Requirement - Each line that includes the word "在今后的工作中" counts once; give the total and nothing more.

(Data excerpts)
-- Begin --

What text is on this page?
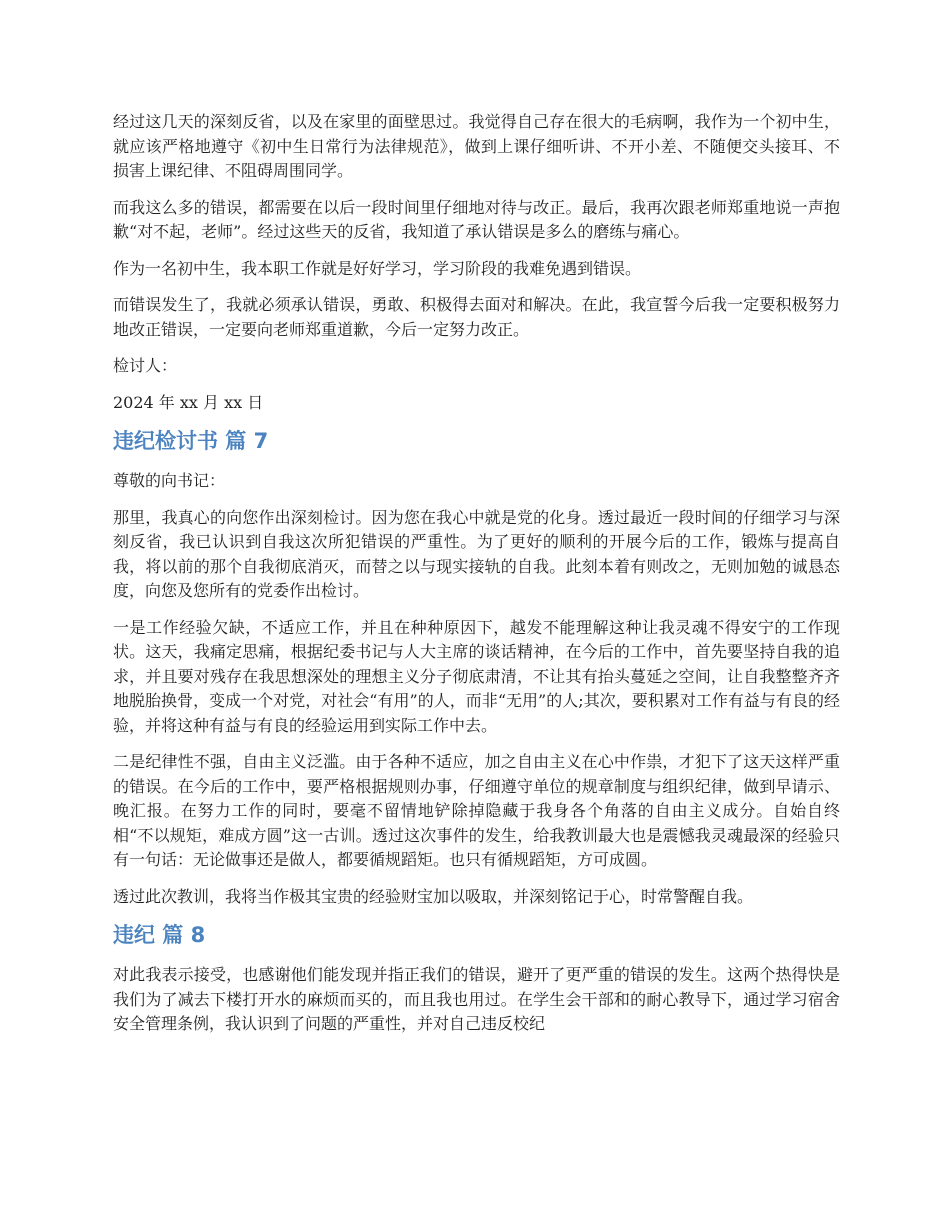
经过这几天的深刻反省，以及在家里的面壁思过。我觉得自己存在很大的毛病啊，我作为一个初中生，就应该严格地遵守《初中生日常行为法律规范》，做到上课仔细听讲、不开小差、不随便交头接耳、不损害上课纪律、不阻碍周围同学。

而我这么多的错误，都需要在以后一段时间里仔细地对待与改正。最后，我再次跟老师郑重地说一声抱歉“对不起，老师”。经过这些天的反省，我知道了承认错误是多么的磨练与痛心。

作为一名初中生，我本职工作就是好好学习，学习阶段的我难免遇到错误。

而错误发生了，我就必须承认错误，勇敢、积极得去面对和解决。在此，我宣誓今后我一定要积极努力地改正错误，一定要向老师郑重道歉，今后一定努力改正。

检讨人：

2024 年 xx 月 xx 日

违纪检讨书 篇 7

尊敬的向书记：

那里，我真心的向您作出深刻检讨。因为您在我心中就是党的化身。透过最近一段时间的仔细学习与深刻反省，我已认识到自我这次所犯错误的严重性。为了更好的顺利的开展今后的工作，锻炼与提高自我，将以前的那个自我彻底消灭，而替之以与现实接轨的自我。此刻本着有则改之，无则加勉的诚恳态度，向您及您所有的党委作出检讨。

一是工作经验欠缺，不适应工作，并且在种种原因下，越发不能理解这种让我灵魂不得安宁的工作现状。这天，我痛定思痛，根据纪委书记与人大主席的谈话精神，在今后的工作中，首先要坚持自我的追求，并且要对残存在我思想深处的理想主义分子彻底肃清，不让其有抬头蔓延之空间，让自我整整齐齐地脱胎换骨，变成一个对党，对社会“有用”的人，而非“无用”的人;其次，要积累对工作有益与有良的经验，并将这种有益与有良的经验运用到实际工作中去。

二是纪律性不强，自由主义泛滥。由于各种不适应，加之自由主义在心中作祟，才犯下了这天这样严重的错误。在今后的工作中，要严格根据规则办事，仔细遵守单位的规章制度与组织纪律，做到早请示、晚汇报。在努力工作的同时，要毫不留情地铲除掉隐藏于我身各个角落的自由主义成分。自始自终相“不以规矩，难成方圆”这一古训。透过这次事件的发生，给我教训最大也是震憾我灵魂最深的经验只有一句话：无论做事还是做人，都要循规蹈矩。也只有循规蹈矩，方可成圆。

透过此次教训，我将当作极其宝贵的经验财宝加以吸取，并深刻铭记于心，时常警醒自我。

违纪 篇 8

对此我表示接受，也感谢他们能发现并指正我们的错误，避开了更严重的错误的发生。这两个热得快是我们为了减去下楼打开水的麻烦而买的，而且我也用过。在学生会干部和的耐心教导下，通过学习宿舍安全管理条例，我认识到了问题的严重性，并对自己违反校纪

-- End --

Complete response - 2